Could you write out every record below exactly, leaving out any pictures?
==== LISTED RECORDS
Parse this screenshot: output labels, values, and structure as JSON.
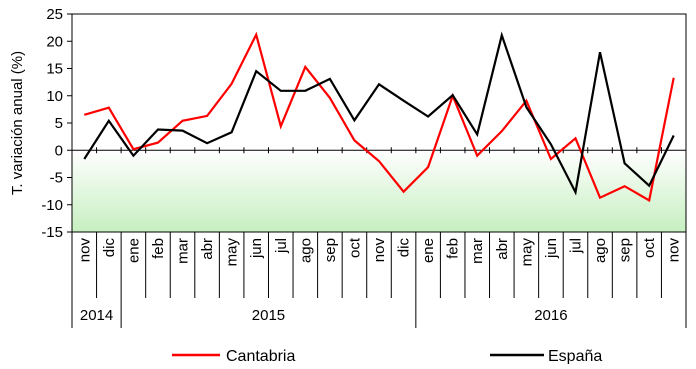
{
  "chart_data": {
    "type": "line",
    "title": "",
    "xlabel": "",
    "ylabel": "T. variación anual (%)",
    "ylim": [
      -15,
      25
    ],
    "yticks": [
      -15,
      -10,
      -5,
      0,
      5,
      10,
      15,
      20,
      25
    ],
    "grid": false,
    "legend_position": "bottom",
    "categories": [
      "nov",
      "dic",
      "ene",
      "feb",
      "mar",
      "abr",
      "may",
      "jun",
      "jul",
      "ago",
      "sep",
      "oct",
      "nov",
      "dic",
      "ene",
      "feb",
      "mar",
      "abr",
      "may",
      "jun",
      "jul",
      "ago",
      "sep",
      "oct",
      "nov"
    ],
    "year_groups": [
      {
        "label": "2014",
        "start": 0,
        "end": 1
      },
      {
        "label": "2015",
        "start": 2,
        "end": 13
      },
      {
        "label": "2016",
        "start": 14,
        "end": 24
      }
    ],
    "series": [
      {
        "name": "Cantabria",
        "color": "#ff0000",
        "values": [
          6.5,
          7.8,
          0.2,
          1.4,
          5.4,
          6.3,
          12.2,
          21.2,
          4.4,
          15.3,
          9.6,
          1.8,
          -2.0,
          -7.6,
          -3.1,
          10.0,
          -1.0,
          3.5,
          9.1,
          -1.6,
          2.2,
          -8.7,
          -6.6,
          -9.2,
          13.3
        ]
      },
      {
        "name": "España",
        "color": "#000000",
        "values": [
          -1.6,
          5.4,
          -1.0,
          3.8,
          3.6,
          1.3,
          3.3,
          14.5,
          10.9,
          10.9,
          13.1,
          5.5,
          12.1,
          9.1,
          6.2,
          10.1,
          2.9,
          21.1,
          7.9,
          1.1,
          -7.7,
          18.0,
          -2.4,
          -6.5,
          2.7
        ]
      }
    ],
    "colors": {
      "zero_band_top": "#ffffff",
      "zero_band_bottom": "#c6efc0",
      "axis": "#000000"
    }
  }
}
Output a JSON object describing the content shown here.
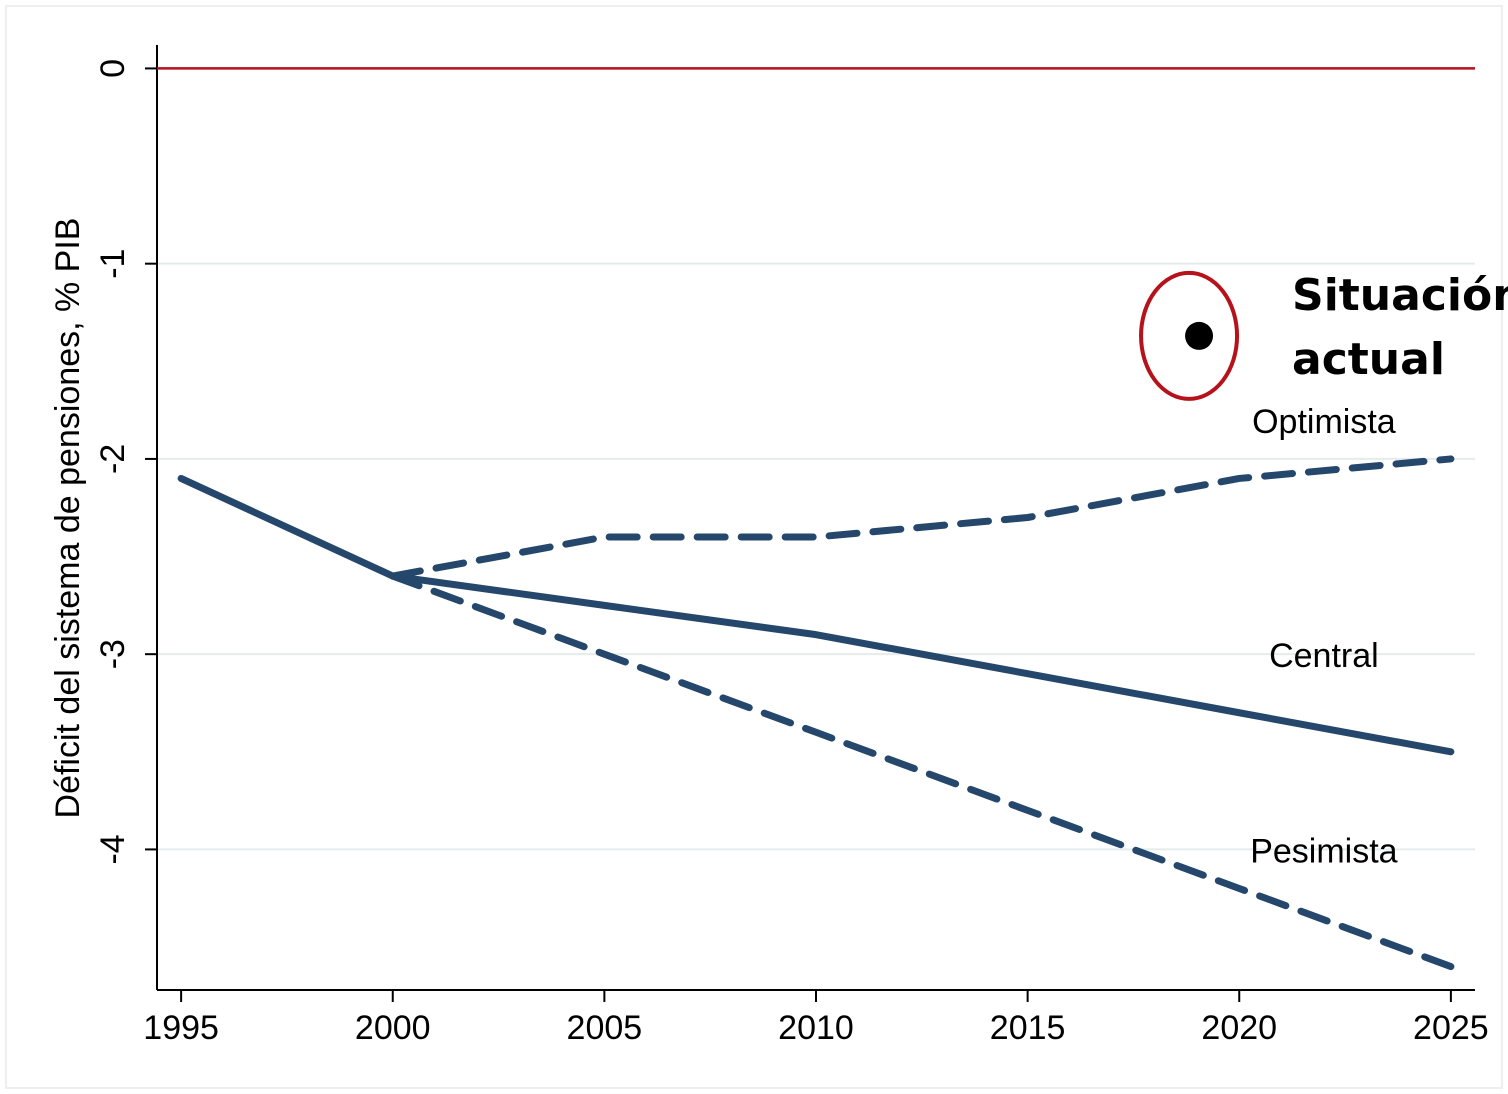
{
  "chart_data": {
    "type": "line",
    "y_label": "Déficit del sistema de pensiones, % PIB",
    "x": [
      1995,
      2000,
      2005,
      2010,
      2015,
      2020,
      2025
    ],
    "series": [
      {
        "name": "Central",
        "color": "#24476b",
        "style": "solid",
        "values": [
          -2.1,
          -2.6,
          -2.75,
          -2.9,
          -3.1,
          -3.3,
          -3.5
        ],
        "label_x": 2022,
        "label_y": -3.02
      },
      {
        "name": "Optimista",
        "color": "#24476b",
        "style": "dashed",
        "values": [
          null,
          -2.6,
          -2.4,
          -2.4,
          -2.3,
          -2.1,
          -2.0
        ],
        "label_x": 2022,
        "label_y": -1.82
      },
      {
        "name": "Pesimista",
        "color": "#24476b",
        "style": "dashed",
        "values": [
          null,
          -2.6,
          -3.0,
          -3.4,
          -3.8,
          -4.2,
          -4.6
        ],
        "label_x": 2022,
        "label_y": -4.02
      }
    ],
    "point": {
      "x": 2019.05,
      "y": -1.37,
      "color": "#000000"
    },
    "annotation": {
      "lines": [
        "Situación",
        "actual"
      ],
      "color": "#b5121b"
    },
    "reference_line": {
      "y": 0,
      "color": "#b5121b"
    },
    "xlim": [
      1994.43,
      2025.57
    ],
    "ylim": [
      -4.72,
      0.12
    ],
    "xticks": [
      1995,
      2000,
      2005,
      2010,
      2015,
      2020,
      2025
    ],
    "yticks": [
      0,
      -1,
      -2,
      -3,
      -4
    ],
    "grid": true
  }
}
========
● TASK RESPONSE
Parse this screenshot: output labels, values, and structure as JSON.
{
  "chart_data": {
    "type": "line",
    "title": "",
    "xlabel": "",
    "ylabel": "T. variación anual (%)",
    "ylim": [
      -15,
      25
    ],
    "yticks": [
      -15,
      -10,
      -5,
      0,
      5,
      10,
      15,
      20,
      25
    ],
    "grid": false,
    "legend_position": "bottom",
    "categories": [
      "nov",
      "dic",
      "ene",
      "feb",
      "mar",
      "abr",
      "may",
      "jun",
      "jul",
      "ago",
      "sep",
      "oct",
      "nov",
      "dic",
      "ene",
      "feb",
      "mar",
      "abr",
      "may",
      "jun",
      "jul",
      "ago",
      "sep",
      "oct",
      "nov"
    ],
    "year_groups": [
      {
        "label": "2014",
        "start": 0,
        "end": 1
      },
      {
        "label": "2015",
        "start": 2,
        "end": 13
      },
      {
        "label": "2016",
        "start": 14,
        "end": 24
      }
    ],
    "series": [
      {
        "name": "Cantabria",
        "color": "#ff0000",
        "values": [
          6.5,
          7.8,
          0.2,
          1.4,
          5.4,
          6.3,
          12.2,
          21.2,
          4.4,
          15.3,
          9.6,
          1.8,
          -2.0,
          -7.6,
          -3.1,
          10.0,
          -1.0,
          3.5,
          9.1,
          -1.6,
          2.2,
          -8.7,
          -6.6,
          -9.2,
          13.3
        ]
      },
      {
        "name": "España",
        "color": "#000000",
        "values": [
          -1.6,
          5.4,
          -1.0,
          3.8,
          3.6,
          1.3,
          3.3,
          14.5,
          10.9,
          10.9,
          13.1,
          5.5,
          12.1,
          9.1,
          6.2,
          10.1,
          2.9,
          21.1,
          7.9,
          1.1,
          -7.7,
          18.0,
          -2.4,
          -6.5,
          2.7
        ]
      }
    ],
    "colors": {
      "zero_band_top": "#ffffff",
      "zero_band_bottom": "#c6efc0",
      "axis": "#000000"
    }
  }
}
Output a JSON object describing the content shown here.
{
  "chart_data": {
    "type": "line",
    "y_label": "Déficit del sistema de pensiones, % PIB",
    "x": [
      1995,
      2000,
      2005,
      2010,
      2015,
      2020,
      2025
    ],
    "series": [
      {
        "name": "Central",
        "color": "#24476b",
        "style": "solid",
        "values": [
          -2.1,
          -2.6,
          -2.75,
          -2.9,
          -3.1,
          -3.3,
          -3.5
        ],
        "label_x": 2022,
        "label_y": -3.02
      },
      {
        "name": "Optimista",
        "color": "#24476b",
        "style": "dashed",
        "values": [
          null,
          -2.6,
          -2.4,
          -2.4,
          -2.3,
          -2.1,
          -2.0
        ],
        "label_x": 2022,
        "label_y": -1.82
      },
      {
        "name": "Pesimista",
        "color": "#24476b",
        "style": "dashed",
        "values": [
          null,
          -2.6,
          -3.0,
          -3.4,
          -3.8,
          -4.2,
          -4.6
        ],
        "label_x": 2022,
        "label_y": -4.02
      }
    ],
    "point": {
      "x": 2019.05,
      "y": -1.37,
      "color": "#000000"
    },
    "annotation": {
      "lines": [
        "Situación",
        "actual"
      ],
      "color": "#b5121b"
    },
    "reference_line": {
      "y": 0,
      "color": "#b5121b"
    },
    "xlim": [
      1994.43,
      2025.57
    ],
    "ylim": [
      -4.72,
      0.12
    ],
    "xticks": [
      1995,
      2000,
      2005,
      2010,
      2015,
      2020,
      2025
    ],
    "yticks": [
      0,
      -1,
      -2,
      -3,
      -4
    ],
    "grid": true
  }
}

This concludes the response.